Work instructions
Collect all the lines that mention the word "启闭灵活".

● ● ● ●

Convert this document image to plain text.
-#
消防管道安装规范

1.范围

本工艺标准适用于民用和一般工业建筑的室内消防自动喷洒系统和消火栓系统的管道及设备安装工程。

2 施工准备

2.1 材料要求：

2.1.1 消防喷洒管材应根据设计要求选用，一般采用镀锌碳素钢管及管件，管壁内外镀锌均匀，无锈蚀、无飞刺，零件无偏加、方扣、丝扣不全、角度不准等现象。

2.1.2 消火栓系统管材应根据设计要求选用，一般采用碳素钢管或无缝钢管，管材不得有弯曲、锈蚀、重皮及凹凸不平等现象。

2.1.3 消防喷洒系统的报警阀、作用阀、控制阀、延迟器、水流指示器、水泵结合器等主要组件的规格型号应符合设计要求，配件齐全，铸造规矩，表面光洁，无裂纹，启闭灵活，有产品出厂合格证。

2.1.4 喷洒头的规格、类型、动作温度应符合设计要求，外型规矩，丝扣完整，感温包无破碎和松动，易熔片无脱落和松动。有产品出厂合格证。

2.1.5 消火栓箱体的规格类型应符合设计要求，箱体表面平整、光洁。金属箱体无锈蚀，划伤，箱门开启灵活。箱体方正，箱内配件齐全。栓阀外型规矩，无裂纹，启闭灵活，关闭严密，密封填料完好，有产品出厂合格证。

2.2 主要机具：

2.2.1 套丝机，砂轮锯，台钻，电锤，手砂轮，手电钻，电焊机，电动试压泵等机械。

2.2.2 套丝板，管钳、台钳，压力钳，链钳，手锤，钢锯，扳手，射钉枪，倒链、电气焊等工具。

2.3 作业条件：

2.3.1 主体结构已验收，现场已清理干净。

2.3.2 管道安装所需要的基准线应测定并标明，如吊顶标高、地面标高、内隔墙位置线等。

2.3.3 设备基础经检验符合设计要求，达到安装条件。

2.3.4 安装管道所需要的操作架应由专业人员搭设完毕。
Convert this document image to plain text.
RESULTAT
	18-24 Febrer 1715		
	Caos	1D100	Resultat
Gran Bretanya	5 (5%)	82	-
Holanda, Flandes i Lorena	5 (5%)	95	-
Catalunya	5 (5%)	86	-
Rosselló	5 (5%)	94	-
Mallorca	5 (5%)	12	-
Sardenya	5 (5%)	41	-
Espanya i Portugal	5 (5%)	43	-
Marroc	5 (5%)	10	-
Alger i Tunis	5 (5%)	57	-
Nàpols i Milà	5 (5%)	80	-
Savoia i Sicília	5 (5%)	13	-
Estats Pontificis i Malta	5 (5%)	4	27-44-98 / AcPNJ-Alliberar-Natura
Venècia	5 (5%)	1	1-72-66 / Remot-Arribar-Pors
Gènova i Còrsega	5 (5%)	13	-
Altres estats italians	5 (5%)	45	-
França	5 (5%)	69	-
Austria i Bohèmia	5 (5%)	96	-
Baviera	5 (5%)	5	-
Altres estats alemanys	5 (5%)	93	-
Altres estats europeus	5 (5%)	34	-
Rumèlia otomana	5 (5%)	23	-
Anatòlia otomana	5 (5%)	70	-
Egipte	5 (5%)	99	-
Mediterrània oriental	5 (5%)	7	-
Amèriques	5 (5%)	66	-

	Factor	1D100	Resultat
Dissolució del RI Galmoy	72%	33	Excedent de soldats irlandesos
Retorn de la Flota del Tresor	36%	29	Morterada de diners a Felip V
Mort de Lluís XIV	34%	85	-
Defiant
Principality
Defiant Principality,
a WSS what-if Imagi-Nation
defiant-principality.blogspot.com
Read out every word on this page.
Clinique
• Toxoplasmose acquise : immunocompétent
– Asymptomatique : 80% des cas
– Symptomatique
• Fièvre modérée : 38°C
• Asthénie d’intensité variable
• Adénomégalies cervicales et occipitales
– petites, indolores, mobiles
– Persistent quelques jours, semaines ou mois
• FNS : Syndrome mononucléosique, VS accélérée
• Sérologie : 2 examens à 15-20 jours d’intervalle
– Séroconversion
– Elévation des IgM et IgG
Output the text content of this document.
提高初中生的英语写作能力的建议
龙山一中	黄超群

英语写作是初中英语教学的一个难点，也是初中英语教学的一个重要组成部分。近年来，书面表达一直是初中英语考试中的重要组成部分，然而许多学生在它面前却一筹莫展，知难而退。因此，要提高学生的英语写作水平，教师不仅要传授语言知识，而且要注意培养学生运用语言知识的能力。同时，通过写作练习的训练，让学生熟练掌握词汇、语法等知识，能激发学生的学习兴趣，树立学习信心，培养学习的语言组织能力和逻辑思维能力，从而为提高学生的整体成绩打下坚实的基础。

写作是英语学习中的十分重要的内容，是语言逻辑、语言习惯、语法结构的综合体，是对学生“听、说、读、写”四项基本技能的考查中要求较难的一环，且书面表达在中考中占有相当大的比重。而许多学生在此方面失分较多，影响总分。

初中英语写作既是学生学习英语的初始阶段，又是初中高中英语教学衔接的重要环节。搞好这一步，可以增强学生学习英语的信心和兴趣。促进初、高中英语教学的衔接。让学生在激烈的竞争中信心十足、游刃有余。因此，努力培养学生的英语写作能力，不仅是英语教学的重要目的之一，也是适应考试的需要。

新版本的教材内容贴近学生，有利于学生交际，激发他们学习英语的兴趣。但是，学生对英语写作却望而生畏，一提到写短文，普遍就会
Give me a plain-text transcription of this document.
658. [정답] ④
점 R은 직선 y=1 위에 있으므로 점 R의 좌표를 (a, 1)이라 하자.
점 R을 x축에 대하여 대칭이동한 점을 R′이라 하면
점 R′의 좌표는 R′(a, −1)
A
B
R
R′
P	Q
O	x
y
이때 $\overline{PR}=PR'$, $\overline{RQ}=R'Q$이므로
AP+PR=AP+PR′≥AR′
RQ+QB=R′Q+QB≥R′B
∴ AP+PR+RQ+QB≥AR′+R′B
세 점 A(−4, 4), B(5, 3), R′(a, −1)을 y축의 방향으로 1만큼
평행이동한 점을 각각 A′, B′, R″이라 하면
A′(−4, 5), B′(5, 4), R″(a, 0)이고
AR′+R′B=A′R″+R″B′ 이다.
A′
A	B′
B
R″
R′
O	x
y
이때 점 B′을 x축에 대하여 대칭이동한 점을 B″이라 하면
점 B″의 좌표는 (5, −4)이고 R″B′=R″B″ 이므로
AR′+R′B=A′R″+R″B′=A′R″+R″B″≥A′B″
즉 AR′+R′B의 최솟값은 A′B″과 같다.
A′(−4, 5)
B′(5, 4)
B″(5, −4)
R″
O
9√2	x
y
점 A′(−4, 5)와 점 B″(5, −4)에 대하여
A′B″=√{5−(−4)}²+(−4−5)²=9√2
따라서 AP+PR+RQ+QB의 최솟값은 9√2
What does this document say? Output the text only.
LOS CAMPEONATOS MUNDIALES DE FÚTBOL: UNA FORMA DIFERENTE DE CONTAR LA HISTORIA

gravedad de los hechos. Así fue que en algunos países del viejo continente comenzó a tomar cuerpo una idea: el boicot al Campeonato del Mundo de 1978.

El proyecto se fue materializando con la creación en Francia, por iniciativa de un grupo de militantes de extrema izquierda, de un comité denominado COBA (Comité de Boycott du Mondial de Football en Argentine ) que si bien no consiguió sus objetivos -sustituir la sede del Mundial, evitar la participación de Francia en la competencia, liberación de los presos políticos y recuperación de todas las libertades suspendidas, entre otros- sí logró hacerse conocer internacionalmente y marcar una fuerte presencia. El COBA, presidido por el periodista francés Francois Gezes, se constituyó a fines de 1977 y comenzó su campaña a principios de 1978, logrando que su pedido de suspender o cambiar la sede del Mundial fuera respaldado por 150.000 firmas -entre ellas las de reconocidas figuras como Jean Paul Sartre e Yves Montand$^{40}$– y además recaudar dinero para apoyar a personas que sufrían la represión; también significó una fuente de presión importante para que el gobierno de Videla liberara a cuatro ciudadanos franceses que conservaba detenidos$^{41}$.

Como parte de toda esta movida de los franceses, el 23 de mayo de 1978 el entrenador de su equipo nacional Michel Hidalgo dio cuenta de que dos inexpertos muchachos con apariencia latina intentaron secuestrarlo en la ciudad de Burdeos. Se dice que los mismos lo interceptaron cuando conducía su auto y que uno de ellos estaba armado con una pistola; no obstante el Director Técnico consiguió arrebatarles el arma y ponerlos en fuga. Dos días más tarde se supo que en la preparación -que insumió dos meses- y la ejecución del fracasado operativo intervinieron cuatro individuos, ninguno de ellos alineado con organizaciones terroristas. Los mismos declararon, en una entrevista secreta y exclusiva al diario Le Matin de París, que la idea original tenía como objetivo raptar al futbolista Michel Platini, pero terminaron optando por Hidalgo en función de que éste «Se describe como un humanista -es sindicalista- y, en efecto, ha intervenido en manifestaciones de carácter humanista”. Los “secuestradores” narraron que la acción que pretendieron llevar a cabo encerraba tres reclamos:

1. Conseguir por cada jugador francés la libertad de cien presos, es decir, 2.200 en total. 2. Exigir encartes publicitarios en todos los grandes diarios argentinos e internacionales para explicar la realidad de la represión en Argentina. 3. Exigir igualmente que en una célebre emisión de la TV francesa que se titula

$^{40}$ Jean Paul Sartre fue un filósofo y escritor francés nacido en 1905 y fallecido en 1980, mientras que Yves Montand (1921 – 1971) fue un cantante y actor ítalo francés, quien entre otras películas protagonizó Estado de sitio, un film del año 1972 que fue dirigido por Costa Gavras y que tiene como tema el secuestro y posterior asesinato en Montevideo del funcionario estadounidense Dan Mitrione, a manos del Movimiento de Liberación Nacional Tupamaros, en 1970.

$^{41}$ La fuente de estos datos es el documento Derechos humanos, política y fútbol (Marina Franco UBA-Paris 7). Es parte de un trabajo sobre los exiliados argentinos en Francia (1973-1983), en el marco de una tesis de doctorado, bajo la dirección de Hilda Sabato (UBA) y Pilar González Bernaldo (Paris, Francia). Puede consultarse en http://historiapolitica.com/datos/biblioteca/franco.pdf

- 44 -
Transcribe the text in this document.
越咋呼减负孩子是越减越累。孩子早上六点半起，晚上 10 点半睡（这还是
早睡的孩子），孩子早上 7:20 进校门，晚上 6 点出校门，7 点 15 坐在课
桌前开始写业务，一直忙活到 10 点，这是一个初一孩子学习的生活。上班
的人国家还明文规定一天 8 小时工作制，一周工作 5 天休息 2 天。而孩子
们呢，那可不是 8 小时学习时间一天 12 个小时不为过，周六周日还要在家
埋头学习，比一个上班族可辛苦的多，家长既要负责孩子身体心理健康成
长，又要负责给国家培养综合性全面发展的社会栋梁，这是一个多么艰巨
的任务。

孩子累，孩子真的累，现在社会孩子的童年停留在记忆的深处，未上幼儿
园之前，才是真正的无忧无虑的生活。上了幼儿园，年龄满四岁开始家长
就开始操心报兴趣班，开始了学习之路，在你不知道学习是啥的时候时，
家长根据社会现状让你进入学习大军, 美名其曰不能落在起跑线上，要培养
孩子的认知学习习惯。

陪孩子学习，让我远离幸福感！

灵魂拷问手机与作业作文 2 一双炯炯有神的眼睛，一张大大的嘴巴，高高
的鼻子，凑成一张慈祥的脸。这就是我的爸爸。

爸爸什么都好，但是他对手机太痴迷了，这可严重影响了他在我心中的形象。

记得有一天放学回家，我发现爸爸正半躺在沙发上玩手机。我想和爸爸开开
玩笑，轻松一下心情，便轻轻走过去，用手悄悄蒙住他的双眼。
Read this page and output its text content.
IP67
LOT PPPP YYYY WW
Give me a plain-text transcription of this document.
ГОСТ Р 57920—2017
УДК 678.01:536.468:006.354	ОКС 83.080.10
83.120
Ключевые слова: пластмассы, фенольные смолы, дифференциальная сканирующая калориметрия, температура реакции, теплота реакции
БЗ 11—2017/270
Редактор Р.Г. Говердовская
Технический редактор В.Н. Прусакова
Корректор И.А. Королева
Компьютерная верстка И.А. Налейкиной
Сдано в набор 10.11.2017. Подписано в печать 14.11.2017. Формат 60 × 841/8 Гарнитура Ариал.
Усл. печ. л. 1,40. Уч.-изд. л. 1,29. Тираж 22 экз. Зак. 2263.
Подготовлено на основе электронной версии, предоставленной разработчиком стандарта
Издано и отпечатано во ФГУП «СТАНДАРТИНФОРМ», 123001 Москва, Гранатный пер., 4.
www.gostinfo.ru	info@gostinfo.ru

● ● ● ●

Answer to this task
2.1.3 消防喷洒系统的报警阀、作用阀、控制阀、延迟器、水流指示器、水泵结合器等主要组件的规格型号应符合设计要求，配件齐全，铸造规矩，表面光洁，无裂纹，启闭灵活，有产品出厂合格证。
2.1.5 消火栓箱体的规格类型应符合设计要求，箱体表面平整、光洁。金属箱体无锈蚀，划伤，箱门开启灵活。箱体方正，箱内配件齐全。栓阀外型规矩，无裂纹，启闭灵活，关闭严密，密封填料完好，有产品出厂合格证。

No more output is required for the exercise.